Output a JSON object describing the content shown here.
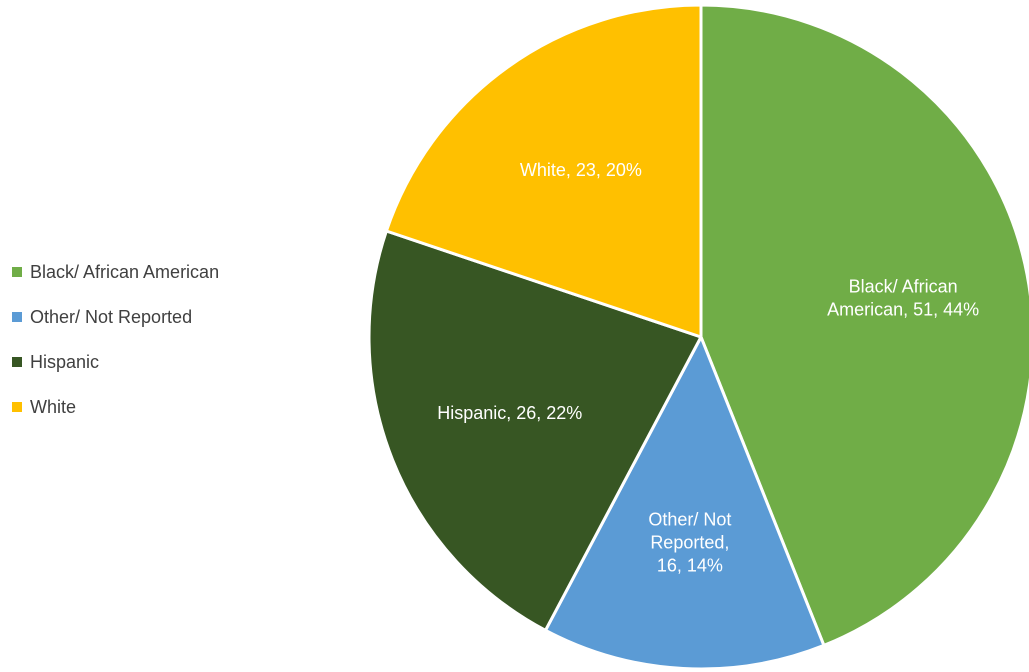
{
  "chart_data": {
    "type": "pie",
    "title": "",
    "legend_position": "left",
    "slices": [
      {
        "label": "Black/ African American",
        "value": 51,
        "percent": 44,
        "color": "#70AD47",
        "label_lines": [
          "Black/ African",
          "American, 51, 44%"
        ]
      },
      {
        "label": "Other/ Not Reported",
        "value": 16,
        "percent": 14,
        "color": "#5B9BD5",
        "label_lines": [
          "Other/ Not",
          "Reported,",
          "16, 14%"
        ]
      },
      {
        "label": "Hispanic",
        "value": 26,
        "percent": 22,
        "color": "#375623",
        "label_lines": [
          "Hispanic, 26, 22%"
        ]
      },
      {
        "label": "White",
        "value": 23,
        "percent": 20,
        "color": "#FFC000",
        "label_lines": [
          "White, 23, 20%"
        ]
      }
    ]
  }
}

::::

# [Exercise]
Return every line containing "African".

# [Answer below]
        "label": "Black/ African American",
          "Black/ African",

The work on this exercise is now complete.